Restate the records below word for word.

————————

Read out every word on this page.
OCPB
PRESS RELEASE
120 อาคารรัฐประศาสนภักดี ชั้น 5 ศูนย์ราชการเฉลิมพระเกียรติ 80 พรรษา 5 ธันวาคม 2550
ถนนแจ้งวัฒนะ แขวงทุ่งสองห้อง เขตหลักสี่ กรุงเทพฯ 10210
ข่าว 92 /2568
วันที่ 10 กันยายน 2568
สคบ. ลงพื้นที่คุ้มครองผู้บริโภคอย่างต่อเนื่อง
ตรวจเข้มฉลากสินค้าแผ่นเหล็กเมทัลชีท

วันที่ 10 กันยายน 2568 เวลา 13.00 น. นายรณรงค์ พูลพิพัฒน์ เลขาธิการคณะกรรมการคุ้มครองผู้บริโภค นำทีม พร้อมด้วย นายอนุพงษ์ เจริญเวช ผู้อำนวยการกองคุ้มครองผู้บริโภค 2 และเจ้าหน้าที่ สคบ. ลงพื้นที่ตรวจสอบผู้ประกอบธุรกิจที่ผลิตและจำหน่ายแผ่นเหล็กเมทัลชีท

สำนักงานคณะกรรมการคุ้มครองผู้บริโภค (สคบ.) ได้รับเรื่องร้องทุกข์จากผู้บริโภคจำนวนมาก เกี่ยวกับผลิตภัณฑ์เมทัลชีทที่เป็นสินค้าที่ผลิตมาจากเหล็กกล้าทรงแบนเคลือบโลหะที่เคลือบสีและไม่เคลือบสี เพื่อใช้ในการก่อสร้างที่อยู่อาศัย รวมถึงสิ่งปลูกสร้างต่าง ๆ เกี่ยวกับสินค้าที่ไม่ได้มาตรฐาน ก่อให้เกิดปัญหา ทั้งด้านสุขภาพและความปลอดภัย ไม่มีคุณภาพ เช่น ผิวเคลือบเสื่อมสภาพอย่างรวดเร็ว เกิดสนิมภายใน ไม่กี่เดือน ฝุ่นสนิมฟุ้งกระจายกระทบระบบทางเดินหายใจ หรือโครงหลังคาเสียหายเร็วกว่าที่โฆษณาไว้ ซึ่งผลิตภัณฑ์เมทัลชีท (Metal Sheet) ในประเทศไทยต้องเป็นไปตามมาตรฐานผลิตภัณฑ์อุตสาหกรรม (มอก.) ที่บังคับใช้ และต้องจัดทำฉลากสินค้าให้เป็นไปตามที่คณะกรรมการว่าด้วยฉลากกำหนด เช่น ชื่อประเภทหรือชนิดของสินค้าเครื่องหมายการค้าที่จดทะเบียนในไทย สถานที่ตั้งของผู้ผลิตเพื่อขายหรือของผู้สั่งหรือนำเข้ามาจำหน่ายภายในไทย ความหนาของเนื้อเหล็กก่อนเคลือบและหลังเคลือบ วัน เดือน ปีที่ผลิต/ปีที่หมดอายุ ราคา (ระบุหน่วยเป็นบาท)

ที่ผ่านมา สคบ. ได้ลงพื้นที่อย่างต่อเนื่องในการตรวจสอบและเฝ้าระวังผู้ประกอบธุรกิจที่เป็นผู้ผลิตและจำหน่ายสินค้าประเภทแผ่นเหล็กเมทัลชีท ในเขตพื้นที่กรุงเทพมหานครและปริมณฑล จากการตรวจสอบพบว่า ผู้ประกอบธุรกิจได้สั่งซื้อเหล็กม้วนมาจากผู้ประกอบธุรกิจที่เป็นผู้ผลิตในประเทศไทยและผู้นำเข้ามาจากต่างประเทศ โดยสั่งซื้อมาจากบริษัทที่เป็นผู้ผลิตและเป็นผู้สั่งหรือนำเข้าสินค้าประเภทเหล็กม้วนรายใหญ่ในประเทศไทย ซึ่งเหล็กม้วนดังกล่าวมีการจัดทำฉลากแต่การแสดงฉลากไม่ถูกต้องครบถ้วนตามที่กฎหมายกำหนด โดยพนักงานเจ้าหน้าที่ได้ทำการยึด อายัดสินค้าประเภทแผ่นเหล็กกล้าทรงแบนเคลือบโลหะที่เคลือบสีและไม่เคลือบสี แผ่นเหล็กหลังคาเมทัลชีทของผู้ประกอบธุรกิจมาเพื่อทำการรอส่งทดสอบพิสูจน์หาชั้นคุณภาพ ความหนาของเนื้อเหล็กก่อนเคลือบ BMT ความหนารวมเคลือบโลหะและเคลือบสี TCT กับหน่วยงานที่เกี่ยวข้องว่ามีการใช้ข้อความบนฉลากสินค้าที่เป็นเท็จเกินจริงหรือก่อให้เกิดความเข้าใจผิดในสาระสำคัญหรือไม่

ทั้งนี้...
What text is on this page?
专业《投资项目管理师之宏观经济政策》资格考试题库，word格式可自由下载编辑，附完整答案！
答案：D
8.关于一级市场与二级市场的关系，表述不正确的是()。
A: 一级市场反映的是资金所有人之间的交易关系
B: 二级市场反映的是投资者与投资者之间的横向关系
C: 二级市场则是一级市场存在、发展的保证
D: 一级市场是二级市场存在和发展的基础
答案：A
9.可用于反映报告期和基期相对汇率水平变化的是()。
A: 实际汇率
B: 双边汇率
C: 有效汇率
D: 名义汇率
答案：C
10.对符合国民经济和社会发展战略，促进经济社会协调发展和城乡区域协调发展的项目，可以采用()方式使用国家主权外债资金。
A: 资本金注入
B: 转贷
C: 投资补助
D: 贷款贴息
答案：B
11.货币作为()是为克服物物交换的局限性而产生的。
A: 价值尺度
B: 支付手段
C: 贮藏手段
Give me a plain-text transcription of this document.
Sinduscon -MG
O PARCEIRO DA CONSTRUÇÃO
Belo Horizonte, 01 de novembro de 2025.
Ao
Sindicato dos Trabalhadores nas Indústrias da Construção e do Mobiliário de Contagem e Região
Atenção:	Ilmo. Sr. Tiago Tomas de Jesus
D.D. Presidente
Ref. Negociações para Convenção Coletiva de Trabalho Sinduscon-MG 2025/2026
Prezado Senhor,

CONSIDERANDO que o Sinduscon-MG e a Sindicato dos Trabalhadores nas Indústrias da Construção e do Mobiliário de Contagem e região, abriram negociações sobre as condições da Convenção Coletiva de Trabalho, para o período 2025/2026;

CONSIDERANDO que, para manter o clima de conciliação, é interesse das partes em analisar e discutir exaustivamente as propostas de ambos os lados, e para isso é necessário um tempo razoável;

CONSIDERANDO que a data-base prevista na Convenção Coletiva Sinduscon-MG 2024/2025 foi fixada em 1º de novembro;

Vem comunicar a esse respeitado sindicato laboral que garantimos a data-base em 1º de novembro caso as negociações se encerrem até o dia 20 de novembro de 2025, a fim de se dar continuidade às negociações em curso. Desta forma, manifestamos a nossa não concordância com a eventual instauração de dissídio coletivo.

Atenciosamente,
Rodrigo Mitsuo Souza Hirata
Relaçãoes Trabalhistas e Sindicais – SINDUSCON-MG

————————

▶ _TASK OUTPUT_:
Read out every word on this page.
OCPB
PRESS RELEASE
120 อาคารรัฐประศาสนภักดี ชั้น 5 ศูนย์ราชการเฉลิมพระเกียรติ 80 พรรษา 5 ธันวาคม 2550
ถนนแจ้งวัฒนะ แขวงทุ่งสองห้อง เขตหลักสี่ กรุงเทพฯ 10210
ข่าว 92 /2568
วันที่ 10 กันยายน 2568
สคบ. ลงพื้นที่คุ้มครองผู้บริโภคอย่างต่อเนื่อง
ตรวจเข้มฉลากสินค้าแผ่นเหล็กเมทัลชีท

วันที่ 10 กันยายน 2568 เวลา 13.00 น. นายรณรงค์ พูลพิพัฒน์ เลขาธิการคณะกรรมการคุ้มครองผู้บริโภค นำทีม พร้อมด้วย นายอนุพงษ์ เจริญเวช ผู้อำนวยการกองคุ้มครองผู้บริโภค 2 และเจ้าหน้าที่ สคบ. ลงพื้นที่ตรวจสอบผู้ประกอบธุรกิจที่ผลิตและจำหน่ายแผ่นเหล็กเมทัลชีท

สำนักงานคณะกรรมการคุ้มครองผู้บริโภค (สคบ.) ได้รับเรื่องร้องทุกข์จากผู้บริโภคจำนวนมาก เกี่ยวกับผลิตภัณฑ์เมทัลชีทที่เป็นสินค้าที่ผลิตมาจากเหล็กกล้าทรงแบนเคลือบโลหะที่เคลือบสีและไม่เคลือบสี เพื่อใช้ในการก่อสร้างที่อยู่อาศัย รวมถึงสิ่งปลูกสร้างต่าง ๆ เกี่ยวกับสินค้าที่ไม่ได้มาตรฐาน ก่อให้เกิดปัญหา ทั้งด้านสุขภาพและความปลอดภัย ไม่มีคุณภาพ เช่น ผิวเคลือบเสื่อมสภาพอย่างรวดเร็ว เกิดสนิมภายใน ไม่กี่เดือน ฝุ่นสนิมฟุ้งกระจายกระทบระบบทางเดินหายใจ หรือโครงหลังคาเสียหายเร็วกว่าที่โฆษณาไว้ ซึ่งผลิตภัณฑ์เมทัลชีท (Metal Sheet) ในประเทศไทยต้องเป็นไปตามมาตรฐานผลิตภัณฑ์อุตสาหกรรม (มอก.) ที่บังคับใช้ และต้องจัดทำฉลากสินค้าให้เป็นไปตามที่คณะกรรมการว่าด้วยฉลากกำหนด เช่น ชื่อประเภทหรือชนิดของสินค้าเครื่องหมายการค้าที่จดทะเบียนในไทย สถานที่ตั้งของผู้ผลิตเพื่อขายหรือของผู้สั่งหรือนำเข้ามาจำหน่ายภายในไทย ความหนาของเนื้อเหล็กก่อนเคลือบและหลังเคลือบ วัน เดือน ปีที่ผลิต/ปีที่หมดอายุ ราคา (ระบุหน่วยเป็นบาท)

ที่ผ่านมา สคบ. ได้ลงพื้นที่อย่างต่อเนื่องในการตรวจสอบและเฝ้าระวังผู้ประกอบธุรกิจที่เป็นผู้ผลิตและจำหน่ายสินค้าประเภทแผ่นเหล็กเมทัลชีท ในเขตพื้นที่กรุงเทพมหานครและปริมณฑล จากการตรวจสอบพบว่า ผู้ประกอบธุรกิจได้สั่งซื้อเหล็กม้วนมาจากผู้ประกอบธุรกิจที่เป็นผู้ผลิตในประเทศไทยและผู้นำเข้ามาจากต่างประเทศ โดยสั่งซื้อมาจากบริษัทที่เป็นผู้ผลิตและเป็นผู้สั่งหรือนำเข้าสินค้าประเภทเหล็กม้วนรายใหญ่ในประเทศไทย ซึ่งเหล็กม้วนดังกล่าวมีการจัดทำฉลากแต่การแสดงฉลากไม่ถูกต้องครบถ้วนตามที่กฎหมายกำหนด โดยพนักงานเจ้าหน้าที่ได้ทำการยึด อายัดสินค้าประเภทแผ่นเหล็กกล้าทรงแบนเคลือบโลหะที่เคลือบสีและไม่เคลือบสี แผ่นเหล็กหลังคาเมทัลชีทของผู้ประกอบธุรกิจมาเพื่อทำการรอส่งทดสอบพิสูจน์หาชั้นคุณภาพ ความหนาของเนื้อเหล็กก่อนเคลือบ BMT ความหนารวมเคลือบโลหะและเคลือบสี TCT กับหน่วยงานที่เกี่ยวข้องว่ามีการใช้ข้อความบนฉลากสินค้าที่เป็นเท็จเกินจริงหรือก่อให้เกิดความเข้าใจผิดในสาระสำคัญหรือไม่

ทั้งนี้...
What text is on this page?
专业《投资项目管理师之宏观经济政策》资格考试题库，word格式可自由下载编辑，附完整答案！
答案：D
8.关于一级市场与二级市场的关系，表述不正确的是()。
A: 一级市场反映的是资金所有人之间的交易关系
B: 二级市场反映的是投资者与投资者之间的横向关系
C: 二级市场则是一级市场存在、发展的保证
D: 一级市场是二级市场存在和发展的基础
答案：A
9.可用于反映报告期和基期相对汇率水平变化的是()。
A: 实际汇率
B: 双边汇率
C: 有效汇率
D: 名义汇率
答案：C
10.对符合国民经济和社会发展战略，促进经济社会协调发展和城乡区域协调发展的项目，可以采用()方式使用国家主权外债资金。
A: 资本金注入
B: 转贷
C: 投资补助
D: 贷款贴息
答案：B
11.货币作为()是为克服物物交换的局限性而产生的。
A: 价值尺度
B: 支付手段
C: 贮藏手段
Give me a plain-text transcription of this document.
Sinduscon -MG
O PARCEIRO DA CONSTRUÇÃO
Belo Horizonte, 01 de novembro de 2025.
Ao
Sindicato dos Trabalhadores nas Indústrias da Construção e do Mobiliário de Contagem e Região
Atenção:	Ilmo. Sr. Tiago Tomas de Jesus
D.D. Presidente
Ref. Negociações para Convenção Coletiva de Trabalho Sinduscon-MG 2025/2026
Prezado Senhor,

CONSIDERANDO que o Sinduscon-MG e a Sindicato dos Trabalhadores nas Indústrias da Construção e do Mobiliário de Contagem e região, abriram negociações sobre as condições da Convenção Coletiva de Trabalho, para o período 2025/2026;

CONSIDERANDO que, para manter o clima de conciliação, é interesse das partes em analisar e discutir exaustivamente as propostas de ambos os lados, e para isso é necessário um tempo razoável;

CONSIDERANDO que a data-base prevista na Convenção Coletiva Sinduscon-MG 2024/2025 foi fixada em 1º de novembro;

Vem comunicar a esse respeitado sindicato laboral que garantimos a data-base em 1º de novembro caso as negociações se encerrem até o dia 20 de novembro de 2025, a fim de se dar continuidade às negociações em curso. Desta forma, manifestamos a nossa não concordância com a eventual instauração de dissídio coletivo.

Atenciosamente,
Rodrigo Mitsuo Souza Hirata
Relaçãoes Trabalhistas e Sindicais – SINDUSCON-MG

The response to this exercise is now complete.